** START OF Material provided **

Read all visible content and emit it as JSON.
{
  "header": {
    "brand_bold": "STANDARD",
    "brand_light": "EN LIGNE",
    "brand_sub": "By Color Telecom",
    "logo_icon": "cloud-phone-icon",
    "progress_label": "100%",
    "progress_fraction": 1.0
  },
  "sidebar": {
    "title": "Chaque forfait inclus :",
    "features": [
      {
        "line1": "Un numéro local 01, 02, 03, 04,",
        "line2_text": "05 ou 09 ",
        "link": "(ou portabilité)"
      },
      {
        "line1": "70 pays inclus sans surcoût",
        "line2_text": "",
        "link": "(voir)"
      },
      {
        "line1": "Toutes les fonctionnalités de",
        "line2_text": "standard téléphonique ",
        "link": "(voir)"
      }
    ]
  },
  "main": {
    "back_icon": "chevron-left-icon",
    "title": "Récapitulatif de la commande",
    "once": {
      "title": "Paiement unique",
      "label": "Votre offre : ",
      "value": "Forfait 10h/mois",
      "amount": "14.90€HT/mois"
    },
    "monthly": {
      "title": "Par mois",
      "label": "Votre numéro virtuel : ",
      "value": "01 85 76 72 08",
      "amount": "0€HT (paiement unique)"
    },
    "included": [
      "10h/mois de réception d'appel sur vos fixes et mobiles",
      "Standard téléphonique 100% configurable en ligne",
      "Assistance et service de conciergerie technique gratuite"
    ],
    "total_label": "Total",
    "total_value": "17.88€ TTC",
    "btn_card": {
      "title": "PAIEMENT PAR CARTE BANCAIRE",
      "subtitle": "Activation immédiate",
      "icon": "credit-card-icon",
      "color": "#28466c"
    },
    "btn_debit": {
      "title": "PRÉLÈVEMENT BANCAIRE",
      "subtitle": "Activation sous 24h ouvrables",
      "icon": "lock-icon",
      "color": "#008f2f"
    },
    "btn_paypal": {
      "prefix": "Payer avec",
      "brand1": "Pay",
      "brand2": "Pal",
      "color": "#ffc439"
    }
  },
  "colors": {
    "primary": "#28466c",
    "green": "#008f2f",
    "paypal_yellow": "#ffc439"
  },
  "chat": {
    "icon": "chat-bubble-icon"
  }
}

** END OF Material provided **

Each line above that includes "subtitle" should be shown.

Answer to this exercise:
      "subtitle": "Activation immédiate",
      "subtitle": "Activation sous 24h ouvrables",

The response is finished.